>> Begin

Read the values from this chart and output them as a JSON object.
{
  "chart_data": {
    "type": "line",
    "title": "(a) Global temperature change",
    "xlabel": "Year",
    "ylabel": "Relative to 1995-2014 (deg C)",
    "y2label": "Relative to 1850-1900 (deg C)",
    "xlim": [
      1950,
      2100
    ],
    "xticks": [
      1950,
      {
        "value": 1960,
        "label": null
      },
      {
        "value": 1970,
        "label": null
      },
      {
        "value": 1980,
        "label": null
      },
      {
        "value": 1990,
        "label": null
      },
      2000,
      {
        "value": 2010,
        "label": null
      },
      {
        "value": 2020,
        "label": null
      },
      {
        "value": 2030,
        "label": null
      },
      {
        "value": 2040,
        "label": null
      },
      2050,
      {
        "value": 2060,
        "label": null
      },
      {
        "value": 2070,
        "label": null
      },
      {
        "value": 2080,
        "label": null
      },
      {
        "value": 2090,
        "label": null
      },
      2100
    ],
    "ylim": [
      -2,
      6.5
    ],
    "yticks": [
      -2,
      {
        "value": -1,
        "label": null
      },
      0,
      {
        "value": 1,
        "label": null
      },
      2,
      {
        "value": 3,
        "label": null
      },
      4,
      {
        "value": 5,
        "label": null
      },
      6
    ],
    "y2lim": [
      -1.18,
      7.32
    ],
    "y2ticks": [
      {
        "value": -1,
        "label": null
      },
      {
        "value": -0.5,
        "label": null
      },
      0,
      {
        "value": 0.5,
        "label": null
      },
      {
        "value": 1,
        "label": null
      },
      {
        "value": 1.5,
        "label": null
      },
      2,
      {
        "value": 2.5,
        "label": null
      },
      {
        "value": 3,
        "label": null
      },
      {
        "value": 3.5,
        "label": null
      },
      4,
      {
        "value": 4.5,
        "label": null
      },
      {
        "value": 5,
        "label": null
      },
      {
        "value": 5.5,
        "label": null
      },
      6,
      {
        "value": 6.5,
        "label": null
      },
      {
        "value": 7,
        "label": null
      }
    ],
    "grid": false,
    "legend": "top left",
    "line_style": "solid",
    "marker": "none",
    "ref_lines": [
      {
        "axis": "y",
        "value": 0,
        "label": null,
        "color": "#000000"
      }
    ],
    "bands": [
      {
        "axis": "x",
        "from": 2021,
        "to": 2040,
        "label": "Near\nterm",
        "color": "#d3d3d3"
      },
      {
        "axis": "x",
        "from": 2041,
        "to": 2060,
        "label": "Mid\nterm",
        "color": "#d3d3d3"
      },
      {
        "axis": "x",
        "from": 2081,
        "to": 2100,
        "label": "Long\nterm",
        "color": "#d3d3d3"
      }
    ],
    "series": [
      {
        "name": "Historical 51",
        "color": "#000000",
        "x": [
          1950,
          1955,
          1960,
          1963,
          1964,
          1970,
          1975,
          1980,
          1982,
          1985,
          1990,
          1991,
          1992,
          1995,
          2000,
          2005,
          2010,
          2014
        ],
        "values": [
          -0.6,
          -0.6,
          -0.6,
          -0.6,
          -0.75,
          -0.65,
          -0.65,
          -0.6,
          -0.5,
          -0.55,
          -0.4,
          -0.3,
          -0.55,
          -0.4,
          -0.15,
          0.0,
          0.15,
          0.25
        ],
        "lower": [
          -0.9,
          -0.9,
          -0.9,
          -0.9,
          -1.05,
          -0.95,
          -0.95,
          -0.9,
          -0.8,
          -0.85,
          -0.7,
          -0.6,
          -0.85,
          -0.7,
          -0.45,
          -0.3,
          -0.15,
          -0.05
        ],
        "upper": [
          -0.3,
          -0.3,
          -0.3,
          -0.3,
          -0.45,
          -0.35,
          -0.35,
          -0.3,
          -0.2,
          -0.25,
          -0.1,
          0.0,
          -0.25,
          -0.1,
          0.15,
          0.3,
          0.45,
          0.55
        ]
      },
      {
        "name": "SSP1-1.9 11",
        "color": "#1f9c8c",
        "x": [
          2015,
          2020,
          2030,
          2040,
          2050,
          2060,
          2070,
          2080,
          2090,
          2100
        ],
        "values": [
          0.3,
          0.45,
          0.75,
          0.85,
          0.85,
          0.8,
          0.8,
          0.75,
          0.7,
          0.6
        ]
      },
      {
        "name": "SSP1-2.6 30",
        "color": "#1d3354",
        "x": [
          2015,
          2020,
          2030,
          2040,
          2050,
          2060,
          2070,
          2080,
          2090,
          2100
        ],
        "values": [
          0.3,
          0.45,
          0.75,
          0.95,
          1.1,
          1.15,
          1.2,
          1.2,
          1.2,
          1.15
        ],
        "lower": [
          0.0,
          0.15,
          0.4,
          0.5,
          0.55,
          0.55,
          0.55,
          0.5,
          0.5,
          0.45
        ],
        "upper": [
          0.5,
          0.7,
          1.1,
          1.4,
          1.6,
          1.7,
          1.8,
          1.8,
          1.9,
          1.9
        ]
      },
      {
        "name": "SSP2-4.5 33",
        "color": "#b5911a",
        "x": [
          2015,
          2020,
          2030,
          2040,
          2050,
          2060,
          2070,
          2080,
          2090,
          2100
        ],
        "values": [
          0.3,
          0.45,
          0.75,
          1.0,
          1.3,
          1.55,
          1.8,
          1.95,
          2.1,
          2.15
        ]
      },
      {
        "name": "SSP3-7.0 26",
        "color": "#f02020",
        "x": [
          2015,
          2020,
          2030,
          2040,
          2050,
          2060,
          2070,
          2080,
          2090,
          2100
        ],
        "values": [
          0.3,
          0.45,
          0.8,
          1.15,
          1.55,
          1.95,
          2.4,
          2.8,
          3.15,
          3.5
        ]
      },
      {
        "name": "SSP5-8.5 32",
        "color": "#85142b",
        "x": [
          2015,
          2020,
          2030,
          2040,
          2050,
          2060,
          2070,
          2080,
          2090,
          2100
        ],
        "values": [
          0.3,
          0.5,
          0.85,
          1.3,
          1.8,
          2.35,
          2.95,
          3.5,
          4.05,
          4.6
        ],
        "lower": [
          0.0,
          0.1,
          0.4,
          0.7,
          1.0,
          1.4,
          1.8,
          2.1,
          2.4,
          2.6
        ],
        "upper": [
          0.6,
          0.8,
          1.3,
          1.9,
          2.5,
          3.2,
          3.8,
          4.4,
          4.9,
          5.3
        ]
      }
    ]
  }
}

>> End
>> Begin

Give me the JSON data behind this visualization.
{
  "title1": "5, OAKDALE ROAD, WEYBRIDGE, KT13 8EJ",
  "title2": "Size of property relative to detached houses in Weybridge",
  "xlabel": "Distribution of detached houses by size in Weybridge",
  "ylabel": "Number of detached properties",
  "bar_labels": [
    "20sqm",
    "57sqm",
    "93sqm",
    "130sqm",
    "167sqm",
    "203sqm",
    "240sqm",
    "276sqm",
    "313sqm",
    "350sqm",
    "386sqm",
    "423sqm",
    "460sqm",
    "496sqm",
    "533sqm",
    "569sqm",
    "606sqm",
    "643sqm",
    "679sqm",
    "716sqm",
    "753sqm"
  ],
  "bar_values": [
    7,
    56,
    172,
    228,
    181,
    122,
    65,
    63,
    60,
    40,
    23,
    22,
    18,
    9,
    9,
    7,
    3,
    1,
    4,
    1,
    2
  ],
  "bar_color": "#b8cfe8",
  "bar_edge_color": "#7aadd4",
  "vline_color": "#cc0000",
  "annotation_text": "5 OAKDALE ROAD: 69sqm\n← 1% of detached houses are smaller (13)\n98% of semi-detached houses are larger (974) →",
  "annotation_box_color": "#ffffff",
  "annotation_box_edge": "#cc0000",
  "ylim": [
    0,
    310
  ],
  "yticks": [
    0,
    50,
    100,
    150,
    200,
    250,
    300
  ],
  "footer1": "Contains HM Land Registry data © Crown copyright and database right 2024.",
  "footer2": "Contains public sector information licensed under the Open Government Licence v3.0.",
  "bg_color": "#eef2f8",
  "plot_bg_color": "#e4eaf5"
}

>> End
>> Begin

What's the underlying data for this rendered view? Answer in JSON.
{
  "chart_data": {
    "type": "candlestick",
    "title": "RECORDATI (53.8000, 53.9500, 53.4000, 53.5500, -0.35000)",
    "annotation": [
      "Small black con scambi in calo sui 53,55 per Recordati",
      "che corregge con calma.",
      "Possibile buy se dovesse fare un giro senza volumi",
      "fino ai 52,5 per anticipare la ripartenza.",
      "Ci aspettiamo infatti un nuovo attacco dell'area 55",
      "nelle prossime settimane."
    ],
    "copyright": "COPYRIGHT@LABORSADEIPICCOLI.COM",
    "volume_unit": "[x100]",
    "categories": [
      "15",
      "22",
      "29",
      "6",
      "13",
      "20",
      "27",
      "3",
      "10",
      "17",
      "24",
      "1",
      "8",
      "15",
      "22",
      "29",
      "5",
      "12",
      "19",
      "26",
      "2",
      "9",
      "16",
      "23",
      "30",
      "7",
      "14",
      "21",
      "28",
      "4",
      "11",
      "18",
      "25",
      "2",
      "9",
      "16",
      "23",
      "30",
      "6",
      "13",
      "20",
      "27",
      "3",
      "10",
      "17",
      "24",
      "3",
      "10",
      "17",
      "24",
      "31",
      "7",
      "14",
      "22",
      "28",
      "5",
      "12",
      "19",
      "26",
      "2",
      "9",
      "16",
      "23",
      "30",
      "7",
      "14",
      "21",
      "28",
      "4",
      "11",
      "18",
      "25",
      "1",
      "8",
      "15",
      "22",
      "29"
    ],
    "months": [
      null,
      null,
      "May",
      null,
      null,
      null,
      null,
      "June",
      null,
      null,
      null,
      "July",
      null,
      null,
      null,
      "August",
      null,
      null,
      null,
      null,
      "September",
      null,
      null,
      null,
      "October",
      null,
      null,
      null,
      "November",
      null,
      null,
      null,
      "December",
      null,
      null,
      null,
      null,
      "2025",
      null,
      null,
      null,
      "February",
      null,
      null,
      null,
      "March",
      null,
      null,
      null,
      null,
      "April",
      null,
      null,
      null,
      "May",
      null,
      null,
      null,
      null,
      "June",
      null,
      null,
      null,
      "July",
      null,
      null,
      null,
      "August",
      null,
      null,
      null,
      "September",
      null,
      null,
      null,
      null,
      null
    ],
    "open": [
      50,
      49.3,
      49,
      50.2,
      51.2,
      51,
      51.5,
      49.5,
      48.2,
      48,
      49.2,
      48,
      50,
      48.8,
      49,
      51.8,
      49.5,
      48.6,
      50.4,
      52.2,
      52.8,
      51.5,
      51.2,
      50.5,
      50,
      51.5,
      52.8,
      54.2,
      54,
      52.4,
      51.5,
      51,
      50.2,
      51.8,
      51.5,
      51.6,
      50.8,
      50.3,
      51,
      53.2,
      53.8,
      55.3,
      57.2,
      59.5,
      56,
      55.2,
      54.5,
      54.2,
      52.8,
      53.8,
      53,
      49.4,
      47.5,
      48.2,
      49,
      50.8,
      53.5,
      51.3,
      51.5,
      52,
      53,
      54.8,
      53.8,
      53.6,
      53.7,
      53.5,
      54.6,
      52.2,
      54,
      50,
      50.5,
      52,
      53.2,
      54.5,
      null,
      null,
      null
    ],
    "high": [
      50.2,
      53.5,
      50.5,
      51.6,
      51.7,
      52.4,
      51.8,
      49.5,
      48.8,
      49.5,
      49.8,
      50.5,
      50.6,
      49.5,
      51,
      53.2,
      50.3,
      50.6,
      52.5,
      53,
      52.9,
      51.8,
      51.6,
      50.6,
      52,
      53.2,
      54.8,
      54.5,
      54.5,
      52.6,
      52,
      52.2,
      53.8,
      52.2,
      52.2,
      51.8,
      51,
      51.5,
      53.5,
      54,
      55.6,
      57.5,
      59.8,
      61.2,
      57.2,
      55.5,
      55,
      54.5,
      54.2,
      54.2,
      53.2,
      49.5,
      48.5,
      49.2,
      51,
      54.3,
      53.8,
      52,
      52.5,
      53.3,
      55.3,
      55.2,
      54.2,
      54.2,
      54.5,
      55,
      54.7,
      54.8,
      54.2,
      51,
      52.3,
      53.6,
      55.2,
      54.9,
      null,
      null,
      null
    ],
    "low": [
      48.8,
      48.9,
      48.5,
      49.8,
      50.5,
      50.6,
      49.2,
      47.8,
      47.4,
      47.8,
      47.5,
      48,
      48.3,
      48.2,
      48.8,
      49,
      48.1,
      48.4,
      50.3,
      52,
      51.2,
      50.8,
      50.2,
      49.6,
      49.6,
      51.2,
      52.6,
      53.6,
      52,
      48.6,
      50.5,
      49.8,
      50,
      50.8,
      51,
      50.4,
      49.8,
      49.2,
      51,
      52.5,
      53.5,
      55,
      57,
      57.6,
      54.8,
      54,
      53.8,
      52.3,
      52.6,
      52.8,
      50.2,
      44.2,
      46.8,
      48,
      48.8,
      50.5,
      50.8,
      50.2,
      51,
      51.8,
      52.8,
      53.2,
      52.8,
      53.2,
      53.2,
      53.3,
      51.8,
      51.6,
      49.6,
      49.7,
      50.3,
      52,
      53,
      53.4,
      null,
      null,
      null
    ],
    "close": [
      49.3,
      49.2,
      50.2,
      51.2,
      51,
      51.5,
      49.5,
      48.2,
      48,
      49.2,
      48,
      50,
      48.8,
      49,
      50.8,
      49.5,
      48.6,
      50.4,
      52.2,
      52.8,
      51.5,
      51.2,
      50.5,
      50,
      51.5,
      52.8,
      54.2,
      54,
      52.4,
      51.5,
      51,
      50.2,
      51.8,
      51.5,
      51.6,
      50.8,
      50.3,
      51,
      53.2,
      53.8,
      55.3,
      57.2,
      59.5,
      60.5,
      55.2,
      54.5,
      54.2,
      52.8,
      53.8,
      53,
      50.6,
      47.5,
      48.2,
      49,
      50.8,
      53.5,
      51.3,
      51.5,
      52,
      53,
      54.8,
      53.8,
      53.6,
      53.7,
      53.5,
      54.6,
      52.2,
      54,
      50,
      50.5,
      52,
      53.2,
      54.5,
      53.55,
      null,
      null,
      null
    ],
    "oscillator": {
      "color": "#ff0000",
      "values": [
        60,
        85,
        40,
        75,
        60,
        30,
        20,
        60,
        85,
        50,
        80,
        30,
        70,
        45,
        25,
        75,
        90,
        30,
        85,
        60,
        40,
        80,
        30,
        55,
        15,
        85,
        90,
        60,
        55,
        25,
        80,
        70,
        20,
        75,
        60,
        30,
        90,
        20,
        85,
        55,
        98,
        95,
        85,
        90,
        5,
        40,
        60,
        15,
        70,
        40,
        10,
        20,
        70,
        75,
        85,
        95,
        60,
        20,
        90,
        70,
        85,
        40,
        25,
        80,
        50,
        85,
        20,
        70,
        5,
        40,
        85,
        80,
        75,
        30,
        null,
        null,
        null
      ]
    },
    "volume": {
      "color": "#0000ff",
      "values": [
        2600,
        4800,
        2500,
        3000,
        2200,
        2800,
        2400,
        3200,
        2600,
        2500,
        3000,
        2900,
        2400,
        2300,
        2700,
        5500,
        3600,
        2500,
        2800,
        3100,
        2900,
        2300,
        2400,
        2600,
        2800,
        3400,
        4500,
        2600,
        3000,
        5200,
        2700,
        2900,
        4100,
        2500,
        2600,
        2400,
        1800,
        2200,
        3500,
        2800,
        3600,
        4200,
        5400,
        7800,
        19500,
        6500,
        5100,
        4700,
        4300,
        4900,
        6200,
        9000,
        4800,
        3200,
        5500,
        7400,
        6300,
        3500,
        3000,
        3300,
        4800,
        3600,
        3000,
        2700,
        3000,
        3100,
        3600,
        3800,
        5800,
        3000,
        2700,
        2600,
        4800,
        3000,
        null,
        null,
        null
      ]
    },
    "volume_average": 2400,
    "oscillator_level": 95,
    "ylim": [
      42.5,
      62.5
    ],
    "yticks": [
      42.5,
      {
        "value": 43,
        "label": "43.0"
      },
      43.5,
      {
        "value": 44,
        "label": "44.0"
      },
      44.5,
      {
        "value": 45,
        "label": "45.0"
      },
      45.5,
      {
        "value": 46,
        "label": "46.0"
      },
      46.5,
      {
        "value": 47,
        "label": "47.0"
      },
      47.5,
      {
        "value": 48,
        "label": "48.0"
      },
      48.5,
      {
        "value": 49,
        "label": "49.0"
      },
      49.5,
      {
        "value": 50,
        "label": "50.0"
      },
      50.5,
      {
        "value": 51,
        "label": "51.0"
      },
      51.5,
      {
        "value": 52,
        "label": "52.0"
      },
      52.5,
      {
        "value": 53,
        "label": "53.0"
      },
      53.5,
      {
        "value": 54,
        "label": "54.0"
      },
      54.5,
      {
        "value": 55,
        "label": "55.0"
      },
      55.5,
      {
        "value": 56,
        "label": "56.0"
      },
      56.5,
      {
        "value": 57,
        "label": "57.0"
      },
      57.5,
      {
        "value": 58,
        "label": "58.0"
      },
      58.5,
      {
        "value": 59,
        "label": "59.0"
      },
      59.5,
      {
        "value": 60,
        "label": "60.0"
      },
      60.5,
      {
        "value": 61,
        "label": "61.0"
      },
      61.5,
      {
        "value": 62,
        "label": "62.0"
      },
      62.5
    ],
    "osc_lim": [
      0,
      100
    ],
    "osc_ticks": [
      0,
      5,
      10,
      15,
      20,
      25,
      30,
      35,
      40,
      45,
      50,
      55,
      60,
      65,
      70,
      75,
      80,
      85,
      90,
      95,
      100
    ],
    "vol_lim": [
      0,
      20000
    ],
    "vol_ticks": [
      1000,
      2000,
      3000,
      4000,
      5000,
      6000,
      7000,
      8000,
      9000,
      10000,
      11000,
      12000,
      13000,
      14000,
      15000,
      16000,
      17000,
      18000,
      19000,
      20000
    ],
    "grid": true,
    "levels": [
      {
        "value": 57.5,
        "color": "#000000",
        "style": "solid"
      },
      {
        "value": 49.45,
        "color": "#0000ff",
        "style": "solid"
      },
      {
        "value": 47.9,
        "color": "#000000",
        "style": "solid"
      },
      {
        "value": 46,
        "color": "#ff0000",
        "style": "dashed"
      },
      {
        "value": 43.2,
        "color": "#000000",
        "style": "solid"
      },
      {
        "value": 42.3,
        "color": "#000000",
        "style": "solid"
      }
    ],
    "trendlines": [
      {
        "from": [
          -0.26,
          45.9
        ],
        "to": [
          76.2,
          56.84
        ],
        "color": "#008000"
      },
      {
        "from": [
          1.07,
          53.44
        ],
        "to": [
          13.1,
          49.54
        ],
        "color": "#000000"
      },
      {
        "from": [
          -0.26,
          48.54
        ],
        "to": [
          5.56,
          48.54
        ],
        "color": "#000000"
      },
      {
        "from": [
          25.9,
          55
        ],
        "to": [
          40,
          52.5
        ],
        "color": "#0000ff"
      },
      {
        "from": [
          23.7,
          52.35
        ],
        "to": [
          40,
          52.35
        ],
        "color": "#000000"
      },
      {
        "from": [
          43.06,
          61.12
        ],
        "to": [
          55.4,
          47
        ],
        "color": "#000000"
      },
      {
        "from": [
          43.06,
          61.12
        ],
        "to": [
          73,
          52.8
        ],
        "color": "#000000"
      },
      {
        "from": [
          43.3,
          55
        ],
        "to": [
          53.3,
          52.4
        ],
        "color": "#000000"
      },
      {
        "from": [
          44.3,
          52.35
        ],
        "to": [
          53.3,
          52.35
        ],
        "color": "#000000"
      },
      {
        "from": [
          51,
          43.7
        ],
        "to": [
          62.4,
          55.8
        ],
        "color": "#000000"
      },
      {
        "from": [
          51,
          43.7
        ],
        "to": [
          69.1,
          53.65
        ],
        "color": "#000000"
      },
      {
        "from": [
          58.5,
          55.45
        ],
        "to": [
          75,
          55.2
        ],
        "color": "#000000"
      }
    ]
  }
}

>> End

Collect the lines of the records that include the string "JSON".

◆ Complete response
Read the values from this chart and output them as a JSON object.
Give me the JSON data behind this visualization.
What's the underlying data for this rendered view? Answer in JSON.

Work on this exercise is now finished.